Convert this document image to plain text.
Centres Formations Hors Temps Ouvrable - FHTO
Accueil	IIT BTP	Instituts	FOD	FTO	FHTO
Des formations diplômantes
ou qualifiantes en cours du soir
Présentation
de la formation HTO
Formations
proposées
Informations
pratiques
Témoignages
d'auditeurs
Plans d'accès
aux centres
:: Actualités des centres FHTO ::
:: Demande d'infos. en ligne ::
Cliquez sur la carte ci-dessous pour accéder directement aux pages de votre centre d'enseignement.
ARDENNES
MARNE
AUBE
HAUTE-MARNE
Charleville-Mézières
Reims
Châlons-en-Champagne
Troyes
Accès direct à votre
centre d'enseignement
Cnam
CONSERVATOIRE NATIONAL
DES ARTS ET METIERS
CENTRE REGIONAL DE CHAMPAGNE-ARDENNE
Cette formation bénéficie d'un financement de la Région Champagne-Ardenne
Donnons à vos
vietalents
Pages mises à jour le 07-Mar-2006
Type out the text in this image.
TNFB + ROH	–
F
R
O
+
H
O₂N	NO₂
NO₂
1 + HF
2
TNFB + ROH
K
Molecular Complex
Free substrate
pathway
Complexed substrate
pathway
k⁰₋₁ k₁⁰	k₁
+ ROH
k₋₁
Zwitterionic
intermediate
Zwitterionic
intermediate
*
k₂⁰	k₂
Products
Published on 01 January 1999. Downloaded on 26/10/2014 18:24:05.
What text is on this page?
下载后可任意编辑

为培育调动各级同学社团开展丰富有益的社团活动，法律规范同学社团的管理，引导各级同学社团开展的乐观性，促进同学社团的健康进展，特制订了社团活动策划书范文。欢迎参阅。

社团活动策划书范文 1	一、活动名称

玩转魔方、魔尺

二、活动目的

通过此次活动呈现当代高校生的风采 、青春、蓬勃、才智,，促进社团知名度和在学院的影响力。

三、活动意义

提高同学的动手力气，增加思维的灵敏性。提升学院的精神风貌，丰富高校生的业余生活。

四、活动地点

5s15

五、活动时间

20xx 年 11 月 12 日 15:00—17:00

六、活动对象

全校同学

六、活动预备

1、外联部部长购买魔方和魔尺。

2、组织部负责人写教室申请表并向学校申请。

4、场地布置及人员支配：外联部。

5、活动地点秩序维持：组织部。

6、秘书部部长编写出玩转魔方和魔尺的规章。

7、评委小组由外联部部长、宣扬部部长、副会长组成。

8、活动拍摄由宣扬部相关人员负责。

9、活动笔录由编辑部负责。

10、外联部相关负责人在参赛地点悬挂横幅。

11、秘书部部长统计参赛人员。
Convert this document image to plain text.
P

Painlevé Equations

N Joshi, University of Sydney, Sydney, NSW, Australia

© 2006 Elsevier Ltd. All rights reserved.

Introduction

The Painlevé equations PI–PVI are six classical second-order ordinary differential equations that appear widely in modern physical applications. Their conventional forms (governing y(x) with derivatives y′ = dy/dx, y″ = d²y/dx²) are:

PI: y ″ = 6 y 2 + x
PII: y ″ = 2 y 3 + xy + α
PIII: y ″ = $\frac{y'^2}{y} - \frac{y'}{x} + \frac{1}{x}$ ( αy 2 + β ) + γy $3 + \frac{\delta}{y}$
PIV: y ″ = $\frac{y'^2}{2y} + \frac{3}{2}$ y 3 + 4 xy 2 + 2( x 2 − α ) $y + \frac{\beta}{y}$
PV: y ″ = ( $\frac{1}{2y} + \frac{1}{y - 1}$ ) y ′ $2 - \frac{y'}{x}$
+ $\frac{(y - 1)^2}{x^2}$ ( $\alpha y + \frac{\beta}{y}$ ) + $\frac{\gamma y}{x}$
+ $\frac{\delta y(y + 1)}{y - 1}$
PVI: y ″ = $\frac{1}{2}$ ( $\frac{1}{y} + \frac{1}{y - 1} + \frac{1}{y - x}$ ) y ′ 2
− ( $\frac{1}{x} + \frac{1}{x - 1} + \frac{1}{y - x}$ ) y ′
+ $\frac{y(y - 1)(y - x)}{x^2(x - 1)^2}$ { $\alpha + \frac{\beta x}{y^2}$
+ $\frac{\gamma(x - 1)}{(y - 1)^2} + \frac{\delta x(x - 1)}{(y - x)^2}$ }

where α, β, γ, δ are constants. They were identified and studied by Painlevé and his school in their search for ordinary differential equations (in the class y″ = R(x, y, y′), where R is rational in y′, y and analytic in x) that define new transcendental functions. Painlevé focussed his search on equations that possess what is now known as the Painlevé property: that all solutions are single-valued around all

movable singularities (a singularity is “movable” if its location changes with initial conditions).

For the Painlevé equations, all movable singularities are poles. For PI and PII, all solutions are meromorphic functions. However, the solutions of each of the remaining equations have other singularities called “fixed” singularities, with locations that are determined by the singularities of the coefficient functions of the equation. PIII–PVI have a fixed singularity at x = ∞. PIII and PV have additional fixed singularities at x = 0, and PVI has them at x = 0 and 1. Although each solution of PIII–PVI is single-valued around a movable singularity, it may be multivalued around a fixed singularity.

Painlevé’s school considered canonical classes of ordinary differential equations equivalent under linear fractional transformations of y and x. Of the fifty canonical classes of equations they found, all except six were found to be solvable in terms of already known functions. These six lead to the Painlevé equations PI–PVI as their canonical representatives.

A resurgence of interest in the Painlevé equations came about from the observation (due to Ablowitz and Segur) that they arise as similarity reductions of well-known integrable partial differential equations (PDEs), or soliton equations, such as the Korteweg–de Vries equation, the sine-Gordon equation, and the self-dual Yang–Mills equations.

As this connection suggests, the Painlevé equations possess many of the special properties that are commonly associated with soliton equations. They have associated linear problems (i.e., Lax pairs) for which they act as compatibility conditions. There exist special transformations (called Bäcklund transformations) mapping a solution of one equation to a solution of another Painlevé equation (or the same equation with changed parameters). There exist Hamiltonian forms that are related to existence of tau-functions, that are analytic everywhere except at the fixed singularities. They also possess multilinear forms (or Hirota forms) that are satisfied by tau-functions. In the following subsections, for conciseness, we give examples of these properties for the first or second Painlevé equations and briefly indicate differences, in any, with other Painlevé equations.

• SET TASK:
Write out every entry verbatim.

• OUTPUT OF THE EXERCISE:
Convert this document image to plain text.
Centres Formations Hors Temps Ouvrable - FHTO
Accueil	IIT BTP	Instituts	FOD	FTO	FHTO
Des formations diplômantes
ou qualifiantes en cours du soir
Présentation
de la formation HTO
Formations
proposées
Informations
pratiques
Témoignages
d'auditeurs
Plans d'accès
aux centres
:: Actualités des centres FHTO ::
:: Demande d'infos. en ligne ::
Cliquez sur la carte ci-dessous pour accéder directement aux pages de votre centre d'enseignement.
ARDENNES
MARNE
AUBE
HAUTE-MARNE
Charleville-Mézières
Reims
Châlons-en-Champagne
Troyes
Accès direct à votre
centre d'enseignement
Cnam
CONSERVATOIRE NATIONAL
DES ARTS ET METIERS
CENTRE REGIONAL DE CHAMPAGNE-ARDENNE
Cette formation bénéficie d'un financement de la Région Champagne-Ardenne
Donnons à vos
vietalents
Pages mises à jour le 07-Mar-2006
Type out the text in this image.
TNFB + ROH	–
F
R
O
+
H
O₂N	NO₂
NO₂
1 + HF
2
TNFB + ROH
K
Molecular Complex
Free substrate
pathway
Complexed substrate
pathway
k⁰₋₁ k₁⁰	k₁
+ ROH
k₋₁
Zwitterionic
intermediate
Zwitterionic
intermediate
*
k₂⁰	k₂
Products
Published on 01 January 1999. Downloaded on 26/10/2014 18:24:05.
What text is on this page?
下载后可任意编辑

为培育调动各级同学社团开展丰富有益的社团活动，法律规范同学社团的管理，引导各级同学社团开展的乐观性，促进同学社团的健康进展，特制订了社团活动策划书范文。欢迎参阅。

社团活动策划书范文 1	一、活动名称

玩转魔方、魔尺

二、活动目的

通过此次活动呈现当代高校生的风采 、青春、蓬勃、才智,，促进社团知名度和在学院的影响力。

三、活动意义

提高同学的动手力气，增加思维的灵敏性。提升学院的精神风貌，丰富高校生的业余生活。

四、活动地点

5s15

五、活动时间

20xx 年 11 月 12 日 15:00—17:00

六、活动对象

全校同学

六、活动预备

1、外联部部长购买魔方和魔尺。

2、组织部负责人写教室申请表并向学校申请。

4、场地布置及人员支配：外联部。

5、活动地点秩序维持：组织部。

6、秘书部部长编写出玩转魔方和魔尺的规章。

7、评委小组由外联部部长、宣扬部部长、副会长组成。

8、活动拍摄由宣扬部相关人员负责。

9、活动笔录由编辑部负责。

10、外联部相关负责人在参赛地点悬挂横幅。

11、秘书部部长统计参赛人员。
Convert this document image to plain text.
P

Painlevé Equations

N Joshi, University of Sydney, Sydney, NSW, Australia

© 2006 Elsevier Ltd. All rights reserved.

Introduction

The Painlevé equations PI–PVI are six classical second-order ordinary differential equations that appear widely in modern physical applications. Their conventional forms (governing y(x) with derivatives y′ = dy/dx, y″ = d²y/dx²) are:

PI: y ″ = 6 y 2 + x
PII: y ″ = 2 y 3 + xy + α
PIII: y ″ = $\frac{y'^2}{y} - \frac{y'}{x} + \frac{1}{x}$ ( αy 2 + β ) + γy $3 + \frac{\delta}{y}$
PIV: y ″ = $\frac{y'^2}{2y} + \frac{3}{2}$ y 3 + 4 xy 2 + 2( x 2 − α ) $y + \frac{\beta}{y}$
PV: y ″ = ( $\frac{1}{2y} + \frac{1}{y - 1}$ ) y ′ $2 - \frac{y'}{x}$
+ $\frac{(y - 1)^2}{x^2}$ ( $\alpha y + \frac{\beta}{y}$ ) + $\frac{\gamma y}{x}$
+ $\frac{\delta y(y + 1)}{y - 1}$
PVI: y ″ = $\frac{1}{2}$ ( $\frac{1}{y} + \frac{1}{y - 1} + \frac{1}{y - x}$ ) y ′ 2
− ( $\frac{1}{x} + \frac{1}{x - 1} + \frac{1}{y - x}$ ) y ′
+ $\frac{y(y - 1)(y - x)}{x^2(x - 1)^2}$ { $\alpha + \frac{\beta x}{y^2}$
+ $\frac{\gamma(x - 1)}{(y - 1)^2} + \frac{\delta x(x - 1)}{(y - x)^2}$ }

where α, β, γ, δ are constants. They were identified and studied by Painlevé and his school in their search for ordinary differential equations (in the class y″ = R(x, y, y′), where R is rational in y′, y and analytic in x) that define new transcendental functions. Painlevé focussed his search on equations that possess what is now known as the Painlevé property: that all solutions are single-valued around all

movable singularities (a singularity is “movable” if its location changes with initial conditions).

For the Painlevé equations, all movable singularities are poles. For PI and PII, all solutions are meromorphic functions. However, the solutions of each of the remaining equations have other singularities called “fixed” singularities, with locations that are determined by the singularities of the coefficient functions of the equation. PIII–PVI have a fixed singularity at x = ∞. PIII and PV have additional fixed singularities at x = 0, and PVI has them at x = 0 and 1. Although each solution of PIII–PVI is single-valued around a movable singularity, it may be multivalued around a fixed singularity.

Painlevé’s school considered canonical classes of ordinary differential equations equivalent under linear fractional transformations of y and x. Of the fifty canonical classes of equations they found, all except six were found to be solvable in terms of already known functions. These six lead to the Painlevé equations PI–PVI as their canonical representatives.

A resurgence of interest in the Painlevé equations came about from the observation (due to Ablowitz and Segur) that they arise as similarity reductions of well-known integrable partial differential equations (PDEs), or soliton equations, such as the Korteweg–de Vries equation, the sine-Gordon equation, and the self-dual Yang–Mills equations.

As this connection suggests, the Painlevé equations possess many of the special properties that are commonly associated with soliton equations. They have associated linear problems (i.e., Lax pairs) for which they act as compatibility conditions. There exist special transformations (called Bäcklund transformations) mapping a solution of one equation to a solution of another Painlevé equation (or the same equation with changed parameters). There exist Hamiltonian forms that are related to existence of tau-functions, that are analytic everywhere except at the fixed singularities. They also possess multilinear forms (or Hirota forms) that are satisfied by tau-functions. In the following subsections, for conciseness, we give examples of these properties for the first or second Painlevé equations and briefly indicate differences, in any, with other Painlevé equations.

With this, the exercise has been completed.